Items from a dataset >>
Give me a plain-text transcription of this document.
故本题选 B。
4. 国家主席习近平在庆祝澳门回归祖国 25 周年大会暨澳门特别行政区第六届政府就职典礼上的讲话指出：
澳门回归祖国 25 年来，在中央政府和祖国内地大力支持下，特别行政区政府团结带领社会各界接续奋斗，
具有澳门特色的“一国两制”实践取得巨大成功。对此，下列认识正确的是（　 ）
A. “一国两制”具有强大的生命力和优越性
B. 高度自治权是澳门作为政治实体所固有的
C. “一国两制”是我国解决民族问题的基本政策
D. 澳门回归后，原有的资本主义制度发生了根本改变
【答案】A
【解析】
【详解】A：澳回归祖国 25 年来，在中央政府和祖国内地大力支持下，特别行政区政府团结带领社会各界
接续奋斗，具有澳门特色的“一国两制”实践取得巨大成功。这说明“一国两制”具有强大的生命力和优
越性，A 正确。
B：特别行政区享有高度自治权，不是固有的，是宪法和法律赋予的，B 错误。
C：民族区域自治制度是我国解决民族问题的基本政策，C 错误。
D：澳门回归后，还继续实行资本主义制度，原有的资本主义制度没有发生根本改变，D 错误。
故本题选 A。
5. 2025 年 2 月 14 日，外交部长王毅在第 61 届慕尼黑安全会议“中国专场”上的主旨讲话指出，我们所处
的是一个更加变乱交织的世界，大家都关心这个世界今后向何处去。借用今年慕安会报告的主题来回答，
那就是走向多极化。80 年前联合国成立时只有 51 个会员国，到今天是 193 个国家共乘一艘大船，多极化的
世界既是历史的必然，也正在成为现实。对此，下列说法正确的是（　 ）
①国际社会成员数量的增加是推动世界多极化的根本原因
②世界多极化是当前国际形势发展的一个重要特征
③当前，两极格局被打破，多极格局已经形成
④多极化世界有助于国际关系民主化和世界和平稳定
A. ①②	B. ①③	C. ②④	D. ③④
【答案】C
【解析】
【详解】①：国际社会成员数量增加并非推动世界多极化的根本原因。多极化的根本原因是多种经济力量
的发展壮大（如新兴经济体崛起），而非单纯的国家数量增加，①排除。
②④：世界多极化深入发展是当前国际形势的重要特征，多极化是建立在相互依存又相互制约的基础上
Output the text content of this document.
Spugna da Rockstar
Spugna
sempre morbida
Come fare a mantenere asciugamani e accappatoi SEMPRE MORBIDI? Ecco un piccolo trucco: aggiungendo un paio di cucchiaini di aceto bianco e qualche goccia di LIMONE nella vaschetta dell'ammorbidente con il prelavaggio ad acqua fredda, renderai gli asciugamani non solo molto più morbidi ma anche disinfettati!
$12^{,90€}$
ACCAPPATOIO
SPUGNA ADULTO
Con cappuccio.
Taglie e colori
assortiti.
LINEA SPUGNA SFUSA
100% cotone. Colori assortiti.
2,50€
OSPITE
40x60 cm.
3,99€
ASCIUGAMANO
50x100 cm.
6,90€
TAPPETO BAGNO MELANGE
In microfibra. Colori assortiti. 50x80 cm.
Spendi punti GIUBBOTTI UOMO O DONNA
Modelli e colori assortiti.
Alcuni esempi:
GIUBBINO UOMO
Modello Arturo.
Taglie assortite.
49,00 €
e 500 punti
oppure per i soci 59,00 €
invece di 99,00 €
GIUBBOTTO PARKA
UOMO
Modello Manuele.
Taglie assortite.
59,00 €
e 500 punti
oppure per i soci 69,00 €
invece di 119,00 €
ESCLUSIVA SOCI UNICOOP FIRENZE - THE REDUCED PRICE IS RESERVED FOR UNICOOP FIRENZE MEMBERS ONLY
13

What the task requires >>
Restate the whole listing exactly, leaving out nothing.

Reply >>
Give me a plain-text transcription of this document.
故本题选 B。
4. 国家主席习近平在庆祝澳门回归祖国 25 周年大会暨澳门特别行政区第六届政府就职典礼上的讲话指出：
澳门回归祖国 25 年来，在中央政府和祖国内地大力支持下，特别行政区政府团结带领社会各界接续奋斗，
具有澳门特色的“一国两制”实践取得巨大成功。对此，下列认识正确的是（　 ）
A. “一国两制”具有强大的生命力和优越性
B. 高度自治权是澳门作为政治实体所固有的
C. “一国两制”是我国解决民族问题的基本政策
D. 澳门回归后，原有的资本主义制度发生了根本改变
【答案】A
【解析】
【详解】A：澳回归祖国 25 年来，在中央政府和祖国内地大力支持下，特别行政区政府团结带领社会各界
接续奋斗，具有澳门特色的“一国两制”实践取得巨大成功。这说明“一国两制”具有强大的生命力和优
越性，A 正确。
B：特别行政区享有高度自治权，不是固有的，是宪法和法律赋予的，B 错误。
C：民族区域自治制度是我国解决民族问题的基本政策，C 错误。
D：澳门回归后，还继续实行资本主义制度，原有的资本主义制度没有发生根本改变，D 错误。
故本题选 A。
5. 2025 年 2 月 14 日，外交部长王毅在第 61 届慕尼黑安全会议“中国专场”上的主旨讲话指出，我们所处
的是一个更加变乱交织的世界，大家都关心这个世界今后向何处去。借用今年慕安会报告的主题来回答，
那就是走向多极化。80 年前联合国成立时只有 51 个会员国，到今天是 193 个国家共乘一艘大船，多极化的
世界既是历史的必然，也正在成为现实。对此，下列说法正确的是（　 ）
①国际社会成员数量的增加是推动世界多极化的根本原因
②世界多极化是当前国际形势发展的一个重要特征
③当前，两极格局被打破，多极格局已经形成
④多极化世界有助于国际关系民主化和世界和平稳定
A. ①②	B. ①③	C. ②④	D. ③④
【答案】C
【解析】
【详解】①：国际社会成员数量增加并非推动世界多极化的根本原因。多极化的根本原因是多种经济力量
的发展壮大（如新兴经济体崛起），而非单纯的国家数量增加，①排除。
②④：世界多极化深入发展是当前国际形势的重要特征，多极化是建立在相互依存又相互制约的基础上
Output the text content of this document.
Spugna da Rockstar
Spugna
sempre morbida
Come fare a mantenere asciugamani e accappatoi SEMPRE MORBIDI? Ecco un piccolo trucco: aggiungendo un paio di cucchiaini di aceto bianco e qualche goccia di LIMONE nella vaschetta dell'ammorbidente con il prelavaggio ad acqua fredda, renderai gli asciugamani non solo molto più morbidi ma anche disinfettati!
$12^{,90€}$
ACCAPPATOIO
SPUGNA ADULTO
Con cappuccio.
Taglie e colori
assortiti.
LINEA SPUGNA SFUSA
100% cotone. Colori assortiti.
2,50€
OSPITE
40x60 cm.
3,99€
ASCIUGAMANO
50x100 cm.
6,90€
TAPPETO BAGNO MELANGE
In microfibra. Colori assortiti. 50x80 cm.
Spendi punti GIUBBOTTI UOMO O DONNA
Modelli e colori assortiti.
Alcuni esempi:
GIUBBINO UOMO
Modello Arturo.
Taglie assortite.
49,00 €
e 500 punti
oppure per i soci 59,00 €
invece di 99,00 €
GIUBBOTTO PARKA
UOMO
Modello Manuele.
Taglie assortite.
59,00 €
e 500 punti
oppure per i soci 69,00 €
invece di 119,00 €
ESCLUSIVA SOCI UNICOOP FIRENZE - THE REDUCED PRICE IS RESERVED FOR UNICOOP FIRENZE MEMBERS ONLY
13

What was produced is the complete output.